Start
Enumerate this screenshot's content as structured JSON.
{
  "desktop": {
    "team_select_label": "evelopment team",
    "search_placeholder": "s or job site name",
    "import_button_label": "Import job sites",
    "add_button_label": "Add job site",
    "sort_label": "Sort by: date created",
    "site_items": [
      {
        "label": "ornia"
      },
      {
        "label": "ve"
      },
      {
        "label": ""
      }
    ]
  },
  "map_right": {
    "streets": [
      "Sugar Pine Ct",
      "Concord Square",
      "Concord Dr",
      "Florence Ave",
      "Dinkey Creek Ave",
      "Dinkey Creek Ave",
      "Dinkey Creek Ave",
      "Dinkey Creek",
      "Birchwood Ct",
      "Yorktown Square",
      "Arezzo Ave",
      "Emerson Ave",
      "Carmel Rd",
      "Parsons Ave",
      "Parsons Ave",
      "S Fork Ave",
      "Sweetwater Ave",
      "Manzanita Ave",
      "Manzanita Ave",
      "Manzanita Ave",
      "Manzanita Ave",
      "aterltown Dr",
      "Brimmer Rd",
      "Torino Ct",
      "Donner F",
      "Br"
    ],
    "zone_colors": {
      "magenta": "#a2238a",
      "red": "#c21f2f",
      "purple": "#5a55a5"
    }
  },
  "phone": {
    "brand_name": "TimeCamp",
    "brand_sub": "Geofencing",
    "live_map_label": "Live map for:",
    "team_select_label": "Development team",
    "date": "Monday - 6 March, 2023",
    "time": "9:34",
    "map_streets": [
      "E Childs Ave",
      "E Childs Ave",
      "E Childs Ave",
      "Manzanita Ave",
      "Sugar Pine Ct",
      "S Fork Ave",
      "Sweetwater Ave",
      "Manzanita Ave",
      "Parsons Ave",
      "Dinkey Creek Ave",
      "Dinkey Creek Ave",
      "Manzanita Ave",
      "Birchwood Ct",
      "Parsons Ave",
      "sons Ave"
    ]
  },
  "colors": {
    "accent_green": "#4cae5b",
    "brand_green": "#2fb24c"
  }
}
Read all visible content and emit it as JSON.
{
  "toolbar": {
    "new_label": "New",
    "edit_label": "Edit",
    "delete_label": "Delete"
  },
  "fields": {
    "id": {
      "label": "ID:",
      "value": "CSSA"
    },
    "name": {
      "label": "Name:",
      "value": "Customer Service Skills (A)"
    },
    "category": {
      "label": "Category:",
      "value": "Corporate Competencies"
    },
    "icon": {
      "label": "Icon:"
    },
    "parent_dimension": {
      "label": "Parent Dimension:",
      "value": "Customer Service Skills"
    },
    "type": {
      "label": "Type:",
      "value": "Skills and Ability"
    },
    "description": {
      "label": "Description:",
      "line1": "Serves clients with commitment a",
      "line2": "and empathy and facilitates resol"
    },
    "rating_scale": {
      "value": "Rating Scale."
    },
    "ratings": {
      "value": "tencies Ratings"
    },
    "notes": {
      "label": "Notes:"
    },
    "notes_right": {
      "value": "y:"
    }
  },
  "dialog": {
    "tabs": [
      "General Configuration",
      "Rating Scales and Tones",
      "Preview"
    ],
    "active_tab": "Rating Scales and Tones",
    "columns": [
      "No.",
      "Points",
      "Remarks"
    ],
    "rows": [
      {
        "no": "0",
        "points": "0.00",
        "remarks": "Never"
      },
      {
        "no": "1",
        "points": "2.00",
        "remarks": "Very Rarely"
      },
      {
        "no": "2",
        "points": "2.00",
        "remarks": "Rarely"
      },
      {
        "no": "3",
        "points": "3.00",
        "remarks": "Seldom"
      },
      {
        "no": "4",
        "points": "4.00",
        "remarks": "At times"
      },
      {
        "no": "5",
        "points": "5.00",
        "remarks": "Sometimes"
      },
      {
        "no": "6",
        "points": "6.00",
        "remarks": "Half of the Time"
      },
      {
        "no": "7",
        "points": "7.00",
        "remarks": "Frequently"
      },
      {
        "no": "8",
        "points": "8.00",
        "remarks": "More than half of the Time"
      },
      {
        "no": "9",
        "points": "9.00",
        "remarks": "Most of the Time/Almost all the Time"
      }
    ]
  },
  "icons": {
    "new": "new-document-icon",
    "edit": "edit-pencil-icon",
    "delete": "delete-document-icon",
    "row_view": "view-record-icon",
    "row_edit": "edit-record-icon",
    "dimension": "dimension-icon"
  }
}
End
Search the records for the string "Tones" and return every line in which it occurs.

      "Rating Scales and Tones",
    "active_tab": "Rating Scales and Tones",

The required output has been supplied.